* [BRIEF]
Exactly and only the lines from the one containing "Extract the structured" through the close of the entries below are to be set down.

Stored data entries
■ ■ ■ ■ ■ ■ ■

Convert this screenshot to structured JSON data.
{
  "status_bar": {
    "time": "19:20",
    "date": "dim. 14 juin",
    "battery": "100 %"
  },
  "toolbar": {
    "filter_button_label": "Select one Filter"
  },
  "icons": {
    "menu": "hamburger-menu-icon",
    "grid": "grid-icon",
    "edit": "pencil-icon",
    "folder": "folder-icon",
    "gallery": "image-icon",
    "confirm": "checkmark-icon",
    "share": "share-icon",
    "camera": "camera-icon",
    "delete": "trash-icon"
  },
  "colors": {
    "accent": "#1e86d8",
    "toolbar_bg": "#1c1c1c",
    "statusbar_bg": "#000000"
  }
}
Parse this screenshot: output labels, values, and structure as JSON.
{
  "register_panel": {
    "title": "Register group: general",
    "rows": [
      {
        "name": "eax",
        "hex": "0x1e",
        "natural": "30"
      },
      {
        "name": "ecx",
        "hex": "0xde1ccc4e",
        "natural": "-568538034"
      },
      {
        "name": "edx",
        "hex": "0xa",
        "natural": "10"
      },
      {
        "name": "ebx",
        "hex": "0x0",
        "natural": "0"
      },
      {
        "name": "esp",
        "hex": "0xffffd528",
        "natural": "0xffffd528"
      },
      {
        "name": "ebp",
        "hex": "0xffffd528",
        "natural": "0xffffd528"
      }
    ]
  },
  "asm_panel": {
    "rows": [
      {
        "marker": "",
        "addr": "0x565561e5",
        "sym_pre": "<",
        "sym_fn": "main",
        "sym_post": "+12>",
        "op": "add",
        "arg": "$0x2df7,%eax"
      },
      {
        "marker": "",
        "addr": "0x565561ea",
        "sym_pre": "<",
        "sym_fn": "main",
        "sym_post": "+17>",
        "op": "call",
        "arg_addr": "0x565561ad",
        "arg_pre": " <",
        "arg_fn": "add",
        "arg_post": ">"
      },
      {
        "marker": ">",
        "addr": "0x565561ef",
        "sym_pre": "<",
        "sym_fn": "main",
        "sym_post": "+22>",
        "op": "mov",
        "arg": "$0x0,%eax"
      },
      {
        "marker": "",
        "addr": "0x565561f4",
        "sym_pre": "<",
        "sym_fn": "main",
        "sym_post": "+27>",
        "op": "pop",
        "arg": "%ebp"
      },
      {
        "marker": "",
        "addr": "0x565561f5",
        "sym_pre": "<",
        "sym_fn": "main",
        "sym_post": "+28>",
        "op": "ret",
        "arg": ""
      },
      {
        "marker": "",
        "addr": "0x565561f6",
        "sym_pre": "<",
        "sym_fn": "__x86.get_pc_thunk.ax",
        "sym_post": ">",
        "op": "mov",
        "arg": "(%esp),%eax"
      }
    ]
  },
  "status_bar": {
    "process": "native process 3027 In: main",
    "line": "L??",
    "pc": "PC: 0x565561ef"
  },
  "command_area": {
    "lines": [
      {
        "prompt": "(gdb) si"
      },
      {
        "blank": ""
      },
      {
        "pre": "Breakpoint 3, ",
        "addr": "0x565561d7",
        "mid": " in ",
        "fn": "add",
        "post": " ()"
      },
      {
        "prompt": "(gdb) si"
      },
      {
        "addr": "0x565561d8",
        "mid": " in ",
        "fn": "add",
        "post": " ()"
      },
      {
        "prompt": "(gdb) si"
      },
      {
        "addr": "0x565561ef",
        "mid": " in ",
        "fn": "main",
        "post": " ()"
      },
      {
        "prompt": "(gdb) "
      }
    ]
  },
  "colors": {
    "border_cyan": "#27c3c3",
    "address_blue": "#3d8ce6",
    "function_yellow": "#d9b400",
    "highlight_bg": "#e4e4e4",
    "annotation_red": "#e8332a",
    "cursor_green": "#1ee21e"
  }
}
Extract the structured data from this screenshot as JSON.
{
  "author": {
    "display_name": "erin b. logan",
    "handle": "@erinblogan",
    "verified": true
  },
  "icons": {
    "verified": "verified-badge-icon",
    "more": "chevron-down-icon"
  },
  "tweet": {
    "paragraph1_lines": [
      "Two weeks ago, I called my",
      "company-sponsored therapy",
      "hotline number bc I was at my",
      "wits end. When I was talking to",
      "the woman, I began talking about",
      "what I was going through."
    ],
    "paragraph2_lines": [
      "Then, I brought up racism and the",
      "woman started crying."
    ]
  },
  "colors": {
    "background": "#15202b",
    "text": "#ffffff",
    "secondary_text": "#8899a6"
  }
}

■ ■ ■ ■ ■ ■ ■

* [EXERCISE OUTPUT]
Extract the structured data from this screenshot as JSON.
{
  "author": {
    "display_name": "erin b. logan",
    "handle": "@erinblogan",
    "verified": true
  },
  "icons": {
    "verified": "verified-badge-icon",
    "more": "chevron-down-icon"
  },
  "tweet": {
    "paragraph1_lines": [
      "Two weeks ago, I called my",
      "company-sponsored therapy",
      "hotline number bc I was at my",
      "wits end. When I was talking to",
      "the woman, I began talking about",
      "what I was going through."
    ],
    "paragraph2_lines": [
      "Then, I brought up racism and the",
      "woman started crying."
    ]
  },
  "colors": {
    "background": "#15202b",
    "text": "#ffffff",
    "secondary_text": "#8899a6"
  }
}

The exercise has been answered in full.